* _Given request_
Transcribe the material verbatim in full; the pictures do not belong in the copy.

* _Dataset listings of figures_

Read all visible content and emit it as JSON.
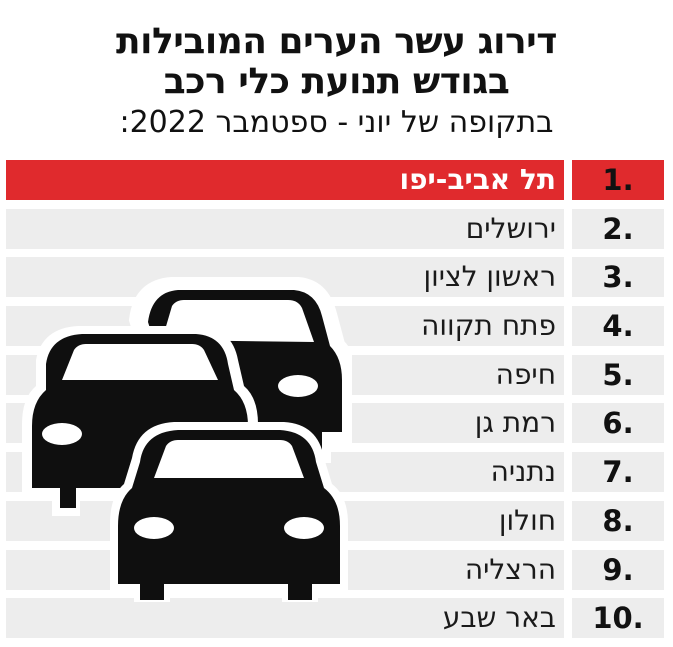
{
  "chart_data": {
    "type": "table",
    "title_line1": "דירוג עשר הערים המובילות",
    "title_line2": "בגודש תנועת כלי רכב",
    "subtitle": "בתקופה של יוני - ספטמבר 2022:",
    "rows": [
      {
        "rank": "1.",
        "city": "תל אביב-יפו"
      },
      {
        "rank": "2.",
        "city": "ירושלים"
      },
      {
        "rank": "3.",
        "city": "ראשון לציון"
      },
      {
        "rank": "4.",
        "city": "פתח תקווה"
      },
      {
        "rank": "5.",
        "city": "חיפה"
      },
      {
        "rank": "6.",
        "city": "רמת גן"
      },
      {
        "rank": "7.",
        "city": "נתניה"
      },
      {
        "rank": "8.",
        "city": "חולון"
      },
      {
        "rank": "9.",
        "city": "הרצליה"
      },
      {
        "rank": "10.",
        "city": "באר שבע"
      }
    ],
    "highlight_color": "#e02a2d",
    "row_color": "#ededed",
    "illustration": "cars-traffic-icon"
  }
}
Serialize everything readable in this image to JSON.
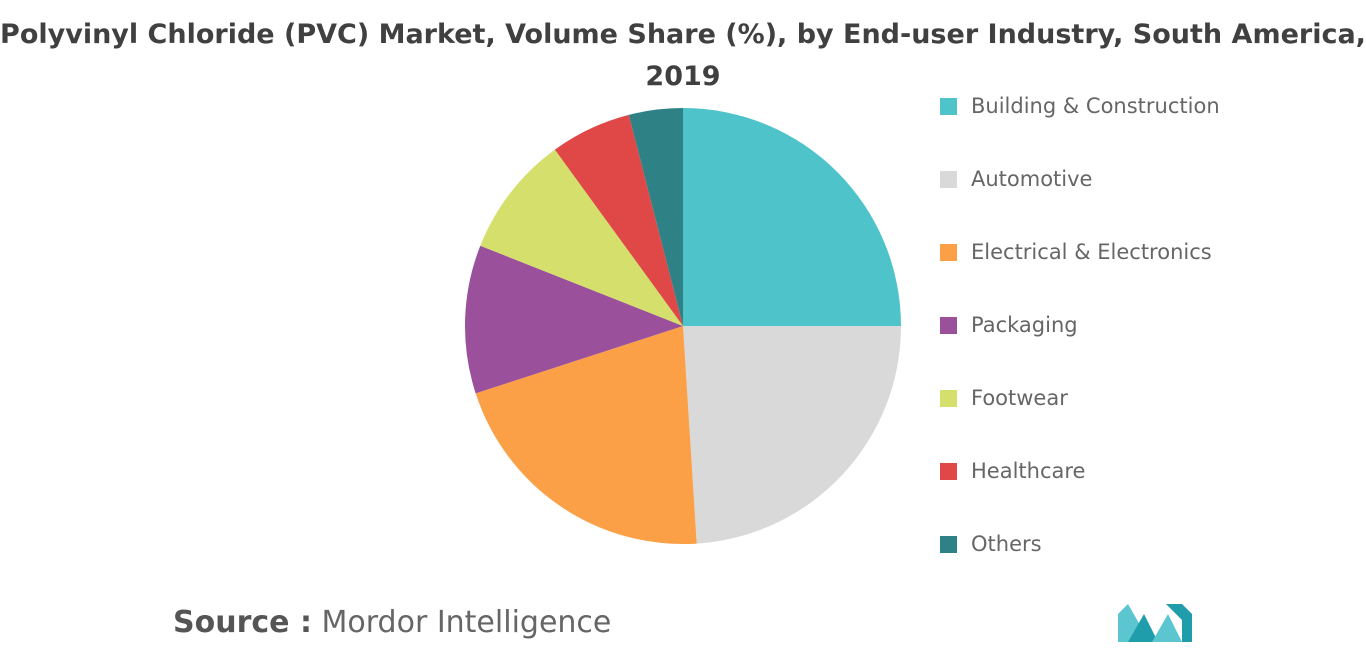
{
  "chart_data": {
    "type": "pie",
    "title_line1": "Polyvinyl Chloride (PVC) Market, Volume Share (%), by End-user Industry, South America,",
    "title_line2": "2019",
    "slices": [
      {
        "name": "Building & Construction",
        "value": 25,
        "color": "#4FC3CA"
      },
      {
        "name": "Automotive",
        "value": 24,
        "color": "#D9D9D9"
      },
      {
        "name": "Electrical & Electronics",
        "value": 21,
        "color": "#FBA046"
      },
      {
        "name": "Packaging",
        "value": 11,
        "color": "#9B509C"
      },
      {
        "name": "Footwear",
        "value": 9,
        "color": "#D4E06B"
      },
      {
        "name": "Healthcare",
        "value": 6,
        "color": "#E04848"
      },
      {
        "name": "Others",
        "value": 4,
        "color": "#2E8285"
      }
    ],
    "start_angle_deg": 0,
    "direction": "clockwise",
    "legend_position": "right"
  },
  "source": {
    "key": "Source :",
    "value": "Mordor Intelligence"
  },
  "logo": {
    "icon": "mordor-intelligence-logo-icon",
    "colors": [
      "#1F9DAB",
      "#5BC6D0"
    ]
  }
}
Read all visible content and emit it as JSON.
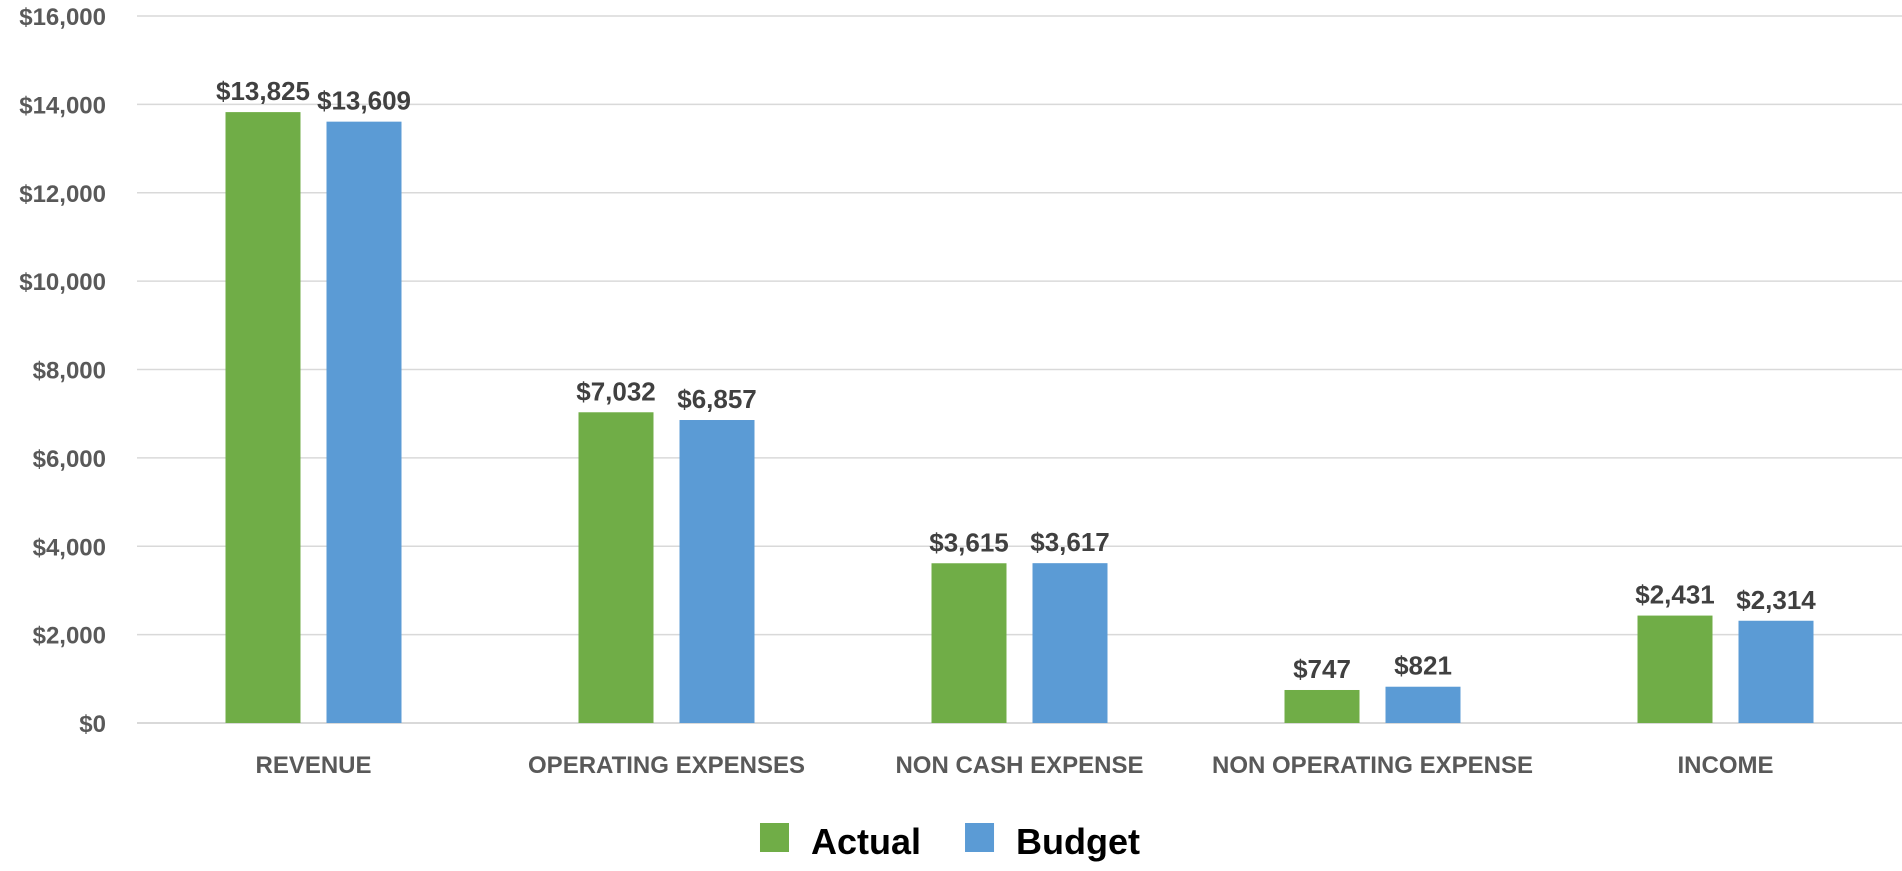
{
  "chart_data": {
    "type": "bar",
    "title": "",
    "categories": [
      "REVENUE",
      "OPERATING EXPENSES",
      "NON CASH EXPENSE",
      "NON OPERATING EXPENSE",
      "INCOME"
    ],
    "series": [
      {
        "name": "Actual",
        "color": "#70ad47",
        "values": [
          13825,
          7032,
          3615,
          747,
          2431
        ],
        "labels": [
          "$13,825",
          "$7,032",
          "$3,615",
          "$747",
          "$2,431"
        ]
      },
      {
        "name": "Budget",
        "color": "#5b9bd5",
        "values": [
          13609,
          6857,
          3617,
          821,
          2314
        ],
        "labels": [
          "$13,609",
          "$6,857",
          "$3,617",
          "$821",
          "$2,314"
        ]
      }
    ],
    "ylim": [
      0,
      16000
    ],
    "y_ticks": [
      0,
      2000,
      4000,
      6000,
      8000,
      10000,
      12000,
      14000,
      16000
    ],
    "y_tick_labels": [
      "$0",
      "$2,000",
      "$4,000",
      "$6,000",
      "$8,000",
      "$10,000",
      "$12,000",
      "$14,000",
      "$16,000"
    ],
    "xlabel": "",
    "ylabel": "",
    "grid": true,
    "gridline_color": "#d9d9d9",
    "legend_position": "bottom-center"
  }
}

* _Correct result_
Read all visible content and emit it as JSON.
{
  "chart_data": {
    "type": "table",
    "title_line1": "דירוג עשר הערים המובילות",
    "title_line2": "בגודש תנועת כלי רכב",
    "subtitle": "בתקופה של יוני - ספטמבר 2022:",
    "rows": [
      {
        "rank": "1.",
        "city": "תל אביב-יפו"
      },
      {
        "rank": "2.",
        "city": "ירושלים"
      },
      {
        "rank": "3.",
        "city": "ראשון לציון"
      },
      {
        "rank": "4.",
        "city": "פתח תקווה"
      },
      {
        "rank": "5.",
        "city": "חיפה"
      },
      {
        "rank": "6.",
        "city": "רמת גן"
      },
      {
        "rank": "7.",
        "city": "נתניה"
      },
      {
        "rank": "8.",
        "city": "חולון"
      },
      {
        "rank": "9.",
        "city": "הרצליה"
      },
      {
        "rank": "10.",
        "city": "באר שבע"
      }
    ],
    "highlight_color": "#e02a2d",
    "row_color": "#ededed",
    "illustration": "cars-traffic-icon"
  }
}
Serialize everything readable in this image to JSON.
{
  "chart_data": {
    "type": "pie",
    "title_line1": "Polyvinyl Chloride (PVC) Market, Volume Share (%), by End-user Industry, South America,",
    "title_line2": "2019",
    "slices": [
      {
        "name": "Building & Construction",
        "value": 25,
        "color": "#4FC3CA"
      },
      {
        "name": "Automotive",
        "value": 24,
        "color": "#D9D9D9"
      },
      {
        "name": "Electrical & Electronics",
        "value": 21,
        "color": "#FBA046"
      },
      {
        "name": "Packaging",
        "value": 11,
        "color": "#9B509C"
      },
      {
        "name": "Footwear",
        "value": 9,
        "color": "#D4E06B"
      },
      {
        "name": "Healthcare",
        "value": 6,
        "color": "#E04848"
      },
      {
        "name": "Others",
        "value": 4,
        "color": "#2E8285"
      }
    ],
    "start_angle_deg": 0,
    "direction": "clockwise",
    "legend_position": "right"
  },
  "source": {
    "key": "Source :",
    "value": "Mordor Intelligence"
  },
  "logo": {
    "icon": "mordor-intelligence-logo-icon",
    "colors": [
      "#1F9DAB",
      "#5BC6D0"
    ]
  }
}
Read all visible content and emit it as JSON.
{
  "chart_data": {
    "type": "bar",
    "title": "",
    "categories": [
      "REVENUE",
      "OPERATING EXPENSES",
      "NON CASH EXPENSE",
      "NON OPERATING EXPENSE",
      "INCOME"
    ],
    "series": [
      {
        "name": "Actual",
        "color": "#70ad47",
        "values": [
          13825,
          7032,
          3615,
          747,
          2431
        ],
        "labels": [
          "$13,825",
          "$7,032",
          "$3,615",
          "$747",
          "$2,431"
        ]
      },
      {
        "name": "Budget",
        "color": "#5b9bd5",
        "values": [
          13609,
          6857,
          3617,
          821,
          2314
        ],
        "labels": [
          "$13,609",
          "$6,857",
          "$3,617",
          "$821",
          "$2,314"
        ]
      }
    ],
    "ylim": [
      0,
      16000
    ],
    "y_ticks": [
      0,
      2000,
      4000,
      6000,
      8000,
      10000,
      12000,
      14000,
      16000
    ],
    "y_tick_labels": [
      "$0",
      "$2,000",
      "$4,000",
      "$6,000",
      "$8,000",
      "$10,000",
      "$12,000",
      "$14,000",
      "$16,000"
    ],
    "xlabel": "",
    "ylabel": "",
    "grid": true,
    "gridline_color": "#d9d9d9",
    "legend_position": "bottom-center"
  }
}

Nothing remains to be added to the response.